Locate the word "diese" in the material, then show every line that holds it.

--- BEGIN Supplied material ---

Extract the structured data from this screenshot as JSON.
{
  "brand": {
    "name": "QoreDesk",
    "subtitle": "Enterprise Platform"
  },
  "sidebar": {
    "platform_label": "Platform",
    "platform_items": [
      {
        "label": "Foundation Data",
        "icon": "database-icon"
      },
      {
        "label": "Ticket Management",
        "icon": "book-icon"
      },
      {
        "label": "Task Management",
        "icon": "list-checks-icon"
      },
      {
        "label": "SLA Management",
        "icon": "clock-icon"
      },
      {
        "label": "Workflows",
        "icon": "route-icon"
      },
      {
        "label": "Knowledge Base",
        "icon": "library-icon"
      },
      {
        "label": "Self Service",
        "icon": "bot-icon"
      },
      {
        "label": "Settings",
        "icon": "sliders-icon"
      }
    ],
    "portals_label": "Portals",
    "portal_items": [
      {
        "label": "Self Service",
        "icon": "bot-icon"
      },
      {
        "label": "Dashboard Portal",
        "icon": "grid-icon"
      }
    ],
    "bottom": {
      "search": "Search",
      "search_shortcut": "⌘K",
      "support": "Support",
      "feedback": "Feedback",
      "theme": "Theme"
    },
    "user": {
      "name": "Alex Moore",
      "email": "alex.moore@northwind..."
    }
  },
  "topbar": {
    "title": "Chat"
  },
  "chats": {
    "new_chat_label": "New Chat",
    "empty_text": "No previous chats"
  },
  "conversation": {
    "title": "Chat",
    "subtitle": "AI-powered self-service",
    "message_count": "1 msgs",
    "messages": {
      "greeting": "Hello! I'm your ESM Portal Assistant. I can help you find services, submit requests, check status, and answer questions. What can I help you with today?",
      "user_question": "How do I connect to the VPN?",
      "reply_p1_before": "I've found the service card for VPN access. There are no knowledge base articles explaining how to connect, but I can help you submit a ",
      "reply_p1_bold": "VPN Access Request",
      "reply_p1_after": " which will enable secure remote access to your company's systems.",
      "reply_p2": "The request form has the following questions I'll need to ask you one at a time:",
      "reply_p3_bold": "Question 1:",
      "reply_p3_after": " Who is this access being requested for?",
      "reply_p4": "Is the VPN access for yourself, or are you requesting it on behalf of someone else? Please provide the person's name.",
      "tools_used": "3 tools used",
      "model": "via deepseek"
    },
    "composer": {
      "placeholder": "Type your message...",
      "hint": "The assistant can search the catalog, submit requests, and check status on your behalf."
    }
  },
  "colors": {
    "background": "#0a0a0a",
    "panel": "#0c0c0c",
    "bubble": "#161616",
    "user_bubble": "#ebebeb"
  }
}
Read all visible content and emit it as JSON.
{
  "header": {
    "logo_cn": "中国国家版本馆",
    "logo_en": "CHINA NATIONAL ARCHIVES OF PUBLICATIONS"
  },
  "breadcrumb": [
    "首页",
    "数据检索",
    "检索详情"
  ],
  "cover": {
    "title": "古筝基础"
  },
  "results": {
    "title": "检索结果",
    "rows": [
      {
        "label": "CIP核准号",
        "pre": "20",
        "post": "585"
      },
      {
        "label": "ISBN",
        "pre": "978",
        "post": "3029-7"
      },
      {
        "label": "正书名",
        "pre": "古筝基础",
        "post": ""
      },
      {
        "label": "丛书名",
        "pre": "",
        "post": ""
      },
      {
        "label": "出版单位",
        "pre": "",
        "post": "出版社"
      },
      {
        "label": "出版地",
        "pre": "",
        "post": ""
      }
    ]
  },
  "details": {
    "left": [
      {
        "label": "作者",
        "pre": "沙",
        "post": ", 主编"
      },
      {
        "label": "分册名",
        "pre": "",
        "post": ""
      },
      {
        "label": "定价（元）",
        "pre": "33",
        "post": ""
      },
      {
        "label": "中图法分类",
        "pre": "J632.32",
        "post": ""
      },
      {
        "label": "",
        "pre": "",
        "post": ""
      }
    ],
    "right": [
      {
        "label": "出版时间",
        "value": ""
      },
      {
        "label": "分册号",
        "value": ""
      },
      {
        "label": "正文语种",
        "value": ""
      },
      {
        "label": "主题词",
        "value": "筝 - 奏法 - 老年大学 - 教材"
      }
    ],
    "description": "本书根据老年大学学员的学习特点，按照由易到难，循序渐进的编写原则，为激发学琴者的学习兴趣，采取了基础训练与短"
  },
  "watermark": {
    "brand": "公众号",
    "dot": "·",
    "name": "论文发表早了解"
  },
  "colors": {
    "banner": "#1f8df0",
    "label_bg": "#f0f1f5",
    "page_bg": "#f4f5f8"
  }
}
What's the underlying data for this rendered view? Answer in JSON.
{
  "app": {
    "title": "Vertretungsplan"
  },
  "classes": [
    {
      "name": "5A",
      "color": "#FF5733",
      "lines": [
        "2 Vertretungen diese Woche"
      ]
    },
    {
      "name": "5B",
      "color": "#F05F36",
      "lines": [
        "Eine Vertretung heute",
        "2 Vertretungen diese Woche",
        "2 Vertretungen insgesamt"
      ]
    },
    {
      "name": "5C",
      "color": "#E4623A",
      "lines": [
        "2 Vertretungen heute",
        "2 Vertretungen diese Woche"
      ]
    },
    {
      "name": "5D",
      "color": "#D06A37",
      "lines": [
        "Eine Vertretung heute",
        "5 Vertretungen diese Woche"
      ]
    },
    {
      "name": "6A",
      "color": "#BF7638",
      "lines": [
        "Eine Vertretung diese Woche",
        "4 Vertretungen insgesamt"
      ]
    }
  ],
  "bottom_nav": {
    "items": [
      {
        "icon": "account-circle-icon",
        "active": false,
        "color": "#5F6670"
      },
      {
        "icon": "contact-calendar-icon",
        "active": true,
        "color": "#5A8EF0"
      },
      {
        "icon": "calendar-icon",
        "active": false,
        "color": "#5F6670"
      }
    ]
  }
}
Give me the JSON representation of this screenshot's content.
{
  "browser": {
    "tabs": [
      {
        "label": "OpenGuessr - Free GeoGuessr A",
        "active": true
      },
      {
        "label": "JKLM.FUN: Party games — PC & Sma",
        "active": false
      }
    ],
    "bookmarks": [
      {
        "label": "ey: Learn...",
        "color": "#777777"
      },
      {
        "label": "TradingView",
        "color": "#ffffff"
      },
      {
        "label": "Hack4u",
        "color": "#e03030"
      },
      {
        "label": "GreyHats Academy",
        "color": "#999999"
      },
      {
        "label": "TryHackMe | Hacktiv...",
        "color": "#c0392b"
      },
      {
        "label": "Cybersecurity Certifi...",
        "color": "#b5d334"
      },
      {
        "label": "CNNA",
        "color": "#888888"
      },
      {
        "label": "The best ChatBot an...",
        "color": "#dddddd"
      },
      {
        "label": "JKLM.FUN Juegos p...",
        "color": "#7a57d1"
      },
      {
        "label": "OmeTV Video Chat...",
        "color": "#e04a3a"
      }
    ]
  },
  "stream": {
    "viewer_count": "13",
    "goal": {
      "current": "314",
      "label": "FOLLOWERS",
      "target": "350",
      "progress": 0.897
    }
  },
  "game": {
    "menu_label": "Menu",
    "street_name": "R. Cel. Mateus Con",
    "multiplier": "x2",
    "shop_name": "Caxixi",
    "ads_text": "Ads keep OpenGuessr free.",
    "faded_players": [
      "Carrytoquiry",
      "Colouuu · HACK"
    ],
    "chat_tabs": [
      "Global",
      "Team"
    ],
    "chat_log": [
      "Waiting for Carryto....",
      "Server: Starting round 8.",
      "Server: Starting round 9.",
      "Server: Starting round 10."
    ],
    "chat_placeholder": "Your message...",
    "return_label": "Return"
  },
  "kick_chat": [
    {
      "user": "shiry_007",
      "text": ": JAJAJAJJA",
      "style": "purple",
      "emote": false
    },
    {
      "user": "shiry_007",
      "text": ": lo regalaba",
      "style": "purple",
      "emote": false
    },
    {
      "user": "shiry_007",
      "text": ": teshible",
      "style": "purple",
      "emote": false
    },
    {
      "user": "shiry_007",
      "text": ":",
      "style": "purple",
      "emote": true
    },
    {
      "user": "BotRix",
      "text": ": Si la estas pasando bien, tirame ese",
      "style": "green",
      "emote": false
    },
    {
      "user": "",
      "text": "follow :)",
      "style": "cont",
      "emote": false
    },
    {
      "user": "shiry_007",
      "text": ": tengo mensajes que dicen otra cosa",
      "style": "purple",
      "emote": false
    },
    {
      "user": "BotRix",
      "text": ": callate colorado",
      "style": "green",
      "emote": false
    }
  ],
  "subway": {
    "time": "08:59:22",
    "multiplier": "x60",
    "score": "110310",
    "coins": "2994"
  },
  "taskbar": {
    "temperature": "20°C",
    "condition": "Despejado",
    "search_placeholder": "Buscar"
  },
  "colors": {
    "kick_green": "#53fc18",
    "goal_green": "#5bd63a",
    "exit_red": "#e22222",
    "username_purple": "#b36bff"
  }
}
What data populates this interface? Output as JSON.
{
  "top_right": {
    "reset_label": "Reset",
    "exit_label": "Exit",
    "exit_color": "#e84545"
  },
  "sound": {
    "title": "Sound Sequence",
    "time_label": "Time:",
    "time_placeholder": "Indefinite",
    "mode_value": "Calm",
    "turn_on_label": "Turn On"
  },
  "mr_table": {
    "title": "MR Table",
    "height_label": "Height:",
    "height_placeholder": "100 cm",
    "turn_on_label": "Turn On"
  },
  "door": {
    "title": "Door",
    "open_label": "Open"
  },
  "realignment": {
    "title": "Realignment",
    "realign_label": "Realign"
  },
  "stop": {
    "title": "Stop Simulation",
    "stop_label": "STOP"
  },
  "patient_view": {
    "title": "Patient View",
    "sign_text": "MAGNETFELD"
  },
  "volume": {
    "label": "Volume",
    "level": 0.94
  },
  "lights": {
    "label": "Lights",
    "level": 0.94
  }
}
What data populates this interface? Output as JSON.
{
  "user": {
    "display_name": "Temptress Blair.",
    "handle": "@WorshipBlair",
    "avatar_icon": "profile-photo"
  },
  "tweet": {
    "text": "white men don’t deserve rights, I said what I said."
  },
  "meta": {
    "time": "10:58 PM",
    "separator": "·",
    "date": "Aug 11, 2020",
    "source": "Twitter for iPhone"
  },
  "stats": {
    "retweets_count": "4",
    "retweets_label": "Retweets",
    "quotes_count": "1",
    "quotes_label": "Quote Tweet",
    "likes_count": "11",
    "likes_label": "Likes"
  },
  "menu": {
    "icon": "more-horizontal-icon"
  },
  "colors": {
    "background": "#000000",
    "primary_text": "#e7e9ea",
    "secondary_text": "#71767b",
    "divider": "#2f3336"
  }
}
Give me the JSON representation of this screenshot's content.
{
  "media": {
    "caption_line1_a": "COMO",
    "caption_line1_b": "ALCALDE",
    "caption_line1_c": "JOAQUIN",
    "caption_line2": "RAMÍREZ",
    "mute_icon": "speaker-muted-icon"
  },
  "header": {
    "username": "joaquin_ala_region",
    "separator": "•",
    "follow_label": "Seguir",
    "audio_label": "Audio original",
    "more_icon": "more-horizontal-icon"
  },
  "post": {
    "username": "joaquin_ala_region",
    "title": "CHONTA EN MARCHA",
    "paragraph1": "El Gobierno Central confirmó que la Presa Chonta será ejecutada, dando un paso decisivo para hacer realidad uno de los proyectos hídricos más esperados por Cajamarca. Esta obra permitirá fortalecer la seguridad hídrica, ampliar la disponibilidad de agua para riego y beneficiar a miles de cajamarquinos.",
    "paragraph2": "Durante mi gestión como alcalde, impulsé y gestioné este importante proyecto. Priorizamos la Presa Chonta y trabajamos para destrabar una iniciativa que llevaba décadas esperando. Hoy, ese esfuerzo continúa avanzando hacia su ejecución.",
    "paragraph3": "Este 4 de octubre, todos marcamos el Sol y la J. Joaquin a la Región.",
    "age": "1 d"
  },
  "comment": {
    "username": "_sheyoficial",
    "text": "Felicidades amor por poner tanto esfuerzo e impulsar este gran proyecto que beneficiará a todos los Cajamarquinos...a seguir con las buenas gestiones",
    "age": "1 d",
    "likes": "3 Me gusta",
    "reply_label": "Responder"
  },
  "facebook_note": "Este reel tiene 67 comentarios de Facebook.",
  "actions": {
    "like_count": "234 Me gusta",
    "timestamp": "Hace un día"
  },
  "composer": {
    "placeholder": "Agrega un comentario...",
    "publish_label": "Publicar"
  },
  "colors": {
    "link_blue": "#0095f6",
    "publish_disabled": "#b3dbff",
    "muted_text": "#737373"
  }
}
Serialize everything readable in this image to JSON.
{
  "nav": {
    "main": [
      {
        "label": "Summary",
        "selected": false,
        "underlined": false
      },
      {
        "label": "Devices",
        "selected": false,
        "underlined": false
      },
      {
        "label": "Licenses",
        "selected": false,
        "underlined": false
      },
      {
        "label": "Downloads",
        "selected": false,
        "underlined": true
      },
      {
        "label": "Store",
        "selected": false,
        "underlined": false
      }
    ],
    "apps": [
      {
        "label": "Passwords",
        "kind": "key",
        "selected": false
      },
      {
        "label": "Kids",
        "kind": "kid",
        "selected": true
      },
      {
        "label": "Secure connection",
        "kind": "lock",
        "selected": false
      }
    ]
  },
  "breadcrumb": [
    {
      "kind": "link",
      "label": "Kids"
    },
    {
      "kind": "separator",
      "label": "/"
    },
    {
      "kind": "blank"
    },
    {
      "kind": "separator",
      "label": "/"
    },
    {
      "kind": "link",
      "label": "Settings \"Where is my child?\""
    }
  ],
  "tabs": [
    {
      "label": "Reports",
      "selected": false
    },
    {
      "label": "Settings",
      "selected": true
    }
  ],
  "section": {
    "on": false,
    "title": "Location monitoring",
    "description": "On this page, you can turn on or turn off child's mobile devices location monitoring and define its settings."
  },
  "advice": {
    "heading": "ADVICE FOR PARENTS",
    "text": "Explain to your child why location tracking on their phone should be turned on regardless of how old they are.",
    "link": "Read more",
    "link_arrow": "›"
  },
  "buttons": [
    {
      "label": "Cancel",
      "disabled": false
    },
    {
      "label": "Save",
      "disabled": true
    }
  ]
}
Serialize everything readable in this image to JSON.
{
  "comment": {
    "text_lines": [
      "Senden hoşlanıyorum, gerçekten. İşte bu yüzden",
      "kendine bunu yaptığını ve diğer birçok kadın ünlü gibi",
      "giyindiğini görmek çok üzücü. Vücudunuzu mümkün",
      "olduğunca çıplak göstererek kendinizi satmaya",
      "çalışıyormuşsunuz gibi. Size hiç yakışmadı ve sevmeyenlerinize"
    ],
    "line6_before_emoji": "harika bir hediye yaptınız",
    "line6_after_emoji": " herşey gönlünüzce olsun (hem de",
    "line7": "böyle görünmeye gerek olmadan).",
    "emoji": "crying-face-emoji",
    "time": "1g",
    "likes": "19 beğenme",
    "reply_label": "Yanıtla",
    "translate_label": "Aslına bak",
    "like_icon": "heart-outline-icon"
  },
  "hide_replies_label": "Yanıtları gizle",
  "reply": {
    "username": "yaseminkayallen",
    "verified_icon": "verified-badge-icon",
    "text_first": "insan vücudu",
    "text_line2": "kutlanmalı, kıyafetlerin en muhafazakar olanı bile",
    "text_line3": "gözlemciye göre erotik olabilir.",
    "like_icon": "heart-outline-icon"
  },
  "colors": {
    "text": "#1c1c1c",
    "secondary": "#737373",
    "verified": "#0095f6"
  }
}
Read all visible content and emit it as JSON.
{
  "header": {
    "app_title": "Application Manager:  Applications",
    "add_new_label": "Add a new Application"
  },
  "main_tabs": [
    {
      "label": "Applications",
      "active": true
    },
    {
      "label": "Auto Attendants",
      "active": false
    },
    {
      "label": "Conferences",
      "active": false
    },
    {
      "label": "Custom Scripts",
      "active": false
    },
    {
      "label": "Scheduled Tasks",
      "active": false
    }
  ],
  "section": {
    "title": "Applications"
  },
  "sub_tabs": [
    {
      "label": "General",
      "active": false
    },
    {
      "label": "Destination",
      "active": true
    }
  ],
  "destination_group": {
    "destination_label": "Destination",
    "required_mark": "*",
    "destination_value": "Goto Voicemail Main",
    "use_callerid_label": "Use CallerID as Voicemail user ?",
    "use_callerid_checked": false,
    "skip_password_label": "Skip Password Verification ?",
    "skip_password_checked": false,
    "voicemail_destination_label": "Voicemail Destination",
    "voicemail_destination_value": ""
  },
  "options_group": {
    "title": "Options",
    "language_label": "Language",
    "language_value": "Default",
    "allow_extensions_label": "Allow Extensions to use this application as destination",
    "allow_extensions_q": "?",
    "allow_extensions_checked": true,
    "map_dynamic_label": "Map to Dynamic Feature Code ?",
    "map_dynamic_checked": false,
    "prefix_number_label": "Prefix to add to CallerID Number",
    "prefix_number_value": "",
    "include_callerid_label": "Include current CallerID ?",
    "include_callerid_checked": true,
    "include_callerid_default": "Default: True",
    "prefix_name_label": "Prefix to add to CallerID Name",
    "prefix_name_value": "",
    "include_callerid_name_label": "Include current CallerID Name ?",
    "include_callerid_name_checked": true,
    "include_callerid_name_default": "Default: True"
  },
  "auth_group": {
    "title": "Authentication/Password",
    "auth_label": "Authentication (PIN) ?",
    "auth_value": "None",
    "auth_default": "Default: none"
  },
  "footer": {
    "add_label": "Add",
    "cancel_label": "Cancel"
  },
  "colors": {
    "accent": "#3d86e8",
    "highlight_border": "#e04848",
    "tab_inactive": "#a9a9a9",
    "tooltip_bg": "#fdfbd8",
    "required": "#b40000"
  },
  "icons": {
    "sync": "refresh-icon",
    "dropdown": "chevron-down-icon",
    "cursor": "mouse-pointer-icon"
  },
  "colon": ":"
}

--- END Supplied material ---

Result for this task =
        "2 Vertretungen diese Woche"
        "2 Vertretungen diese Woche",
        "2 Vertretungen diese Woche"
        "5 Vertretungen diese Woche"
        "Eine Vertretung diese Woche",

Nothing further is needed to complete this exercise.